**DIRECTIONS FOR THIS TASK:**
Arrange the lines below as a JSON list of strings, one string per line and no blank lines. Begin with the first line and stop after the line that contains "radar-echo [187, 537, 196, 548]".

»»

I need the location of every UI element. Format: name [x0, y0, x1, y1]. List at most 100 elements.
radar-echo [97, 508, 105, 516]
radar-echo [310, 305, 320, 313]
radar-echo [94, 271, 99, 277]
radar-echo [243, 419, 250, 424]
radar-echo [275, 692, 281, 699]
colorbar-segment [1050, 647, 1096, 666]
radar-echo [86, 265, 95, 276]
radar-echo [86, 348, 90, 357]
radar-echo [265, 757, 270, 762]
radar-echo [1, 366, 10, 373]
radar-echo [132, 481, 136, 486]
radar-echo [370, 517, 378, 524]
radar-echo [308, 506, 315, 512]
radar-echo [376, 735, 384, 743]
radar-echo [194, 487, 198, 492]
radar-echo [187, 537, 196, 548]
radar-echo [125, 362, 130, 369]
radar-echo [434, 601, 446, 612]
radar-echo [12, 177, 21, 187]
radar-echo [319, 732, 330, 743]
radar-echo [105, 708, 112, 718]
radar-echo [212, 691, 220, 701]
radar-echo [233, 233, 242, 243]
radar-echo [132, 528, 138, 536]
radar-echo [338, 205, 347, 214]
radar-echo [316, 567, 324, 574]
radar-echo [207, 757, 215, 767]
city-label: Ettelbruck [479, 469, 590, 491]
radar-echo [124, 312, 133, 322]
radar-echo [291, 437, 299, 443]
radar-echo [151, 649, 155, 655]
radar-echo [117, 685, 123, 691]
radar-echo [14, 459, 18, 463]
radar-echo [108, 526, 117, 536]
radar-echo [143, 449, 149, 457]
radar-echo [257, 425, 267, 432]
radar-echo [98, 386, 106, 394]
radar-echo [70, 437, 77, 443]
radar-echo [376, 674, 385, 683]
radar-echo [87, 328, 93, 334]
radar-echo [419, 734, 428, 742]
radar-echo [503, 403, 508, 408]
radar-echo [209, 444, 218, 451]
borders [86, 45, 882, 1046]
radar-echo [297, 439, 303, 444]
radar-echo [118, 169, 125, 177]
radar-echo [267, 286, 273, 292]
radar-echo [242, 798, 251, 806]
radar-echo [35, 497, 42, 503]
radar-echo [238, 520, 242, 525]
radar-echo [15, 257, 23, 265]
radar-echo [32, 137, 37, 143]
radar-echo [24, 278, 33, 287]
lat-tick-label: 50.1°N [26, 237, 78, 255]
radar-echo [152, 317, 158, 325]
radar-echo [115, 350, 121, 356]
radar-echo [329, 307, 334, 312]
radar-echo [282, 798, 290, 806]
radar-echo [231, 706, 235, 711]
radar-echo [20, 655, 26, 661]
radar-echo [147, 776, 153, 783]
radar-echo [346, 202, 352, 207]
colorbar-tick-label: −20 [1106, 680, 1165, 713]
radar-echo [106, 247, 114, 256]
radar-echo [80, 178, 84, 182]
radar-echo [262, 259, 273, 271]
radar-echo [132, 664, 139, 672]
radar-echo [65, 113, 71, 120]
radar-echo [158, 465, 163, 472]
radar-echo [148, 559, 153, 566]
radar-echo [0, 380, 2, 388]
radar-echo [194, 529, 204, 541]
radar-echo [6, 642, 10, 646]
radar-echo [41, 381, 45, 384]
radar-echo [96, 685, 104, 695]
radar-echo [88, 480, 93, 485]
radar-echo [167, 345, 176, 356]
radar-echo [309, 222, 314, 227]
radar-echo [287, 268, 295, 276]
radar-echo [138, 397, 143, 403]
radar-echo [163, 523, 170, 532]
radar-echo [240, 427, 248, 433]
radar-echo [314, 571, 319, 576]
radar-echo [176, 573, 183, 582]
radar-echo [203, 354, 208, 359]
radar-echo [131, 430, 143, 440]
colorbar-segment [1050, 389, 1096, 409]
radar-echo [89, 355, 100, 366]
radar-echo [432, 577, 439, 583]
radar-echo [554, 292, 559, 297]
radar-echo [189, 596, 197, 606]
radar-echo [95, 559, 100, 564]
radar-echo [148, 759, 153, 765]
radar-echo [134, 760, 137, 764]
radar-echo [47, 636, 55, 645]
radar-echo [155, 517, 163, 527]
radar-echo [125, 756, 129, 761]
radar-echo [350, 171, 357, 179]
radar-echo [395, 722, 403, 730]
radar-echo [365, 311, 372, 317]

««

**TASK RESPONSE:**
[
  "I need the location of every UI element. Format: name [x0, y0, x1, y1]. List at most 100 elements.",
  "radar-echo [97, 508, 105, 516]",
  "radar-echo [310, 305, 320, 313]",
  "radar-echo [94, 271, 99, 277]",
  "radar-echo [243, 419, 250, 424]",
  "radar-echo [275, 692, 281, 699]",
  "colorbar-segment [1050, 647, 1096, 666]",
  "radar-echo [86, 265, 95, 276]",
  "radar-echo [86, 348, 90, 357]",
  "radar-echo [265, 757, 270, 762]",
  "radar-echo [1, 366, 10, 373]",
  "radar-echo [132, 481, 136, 486]",
  "radar-echo [370, 517, 378, 524]",
  "radar-echo [308, 506, 315, 512]",
  "radar-echo [376, 735, 384, 743]",
  "radar-echo [194, 487, 198, 492]",
  "radar-echo [187, 537, 196, 548]"
]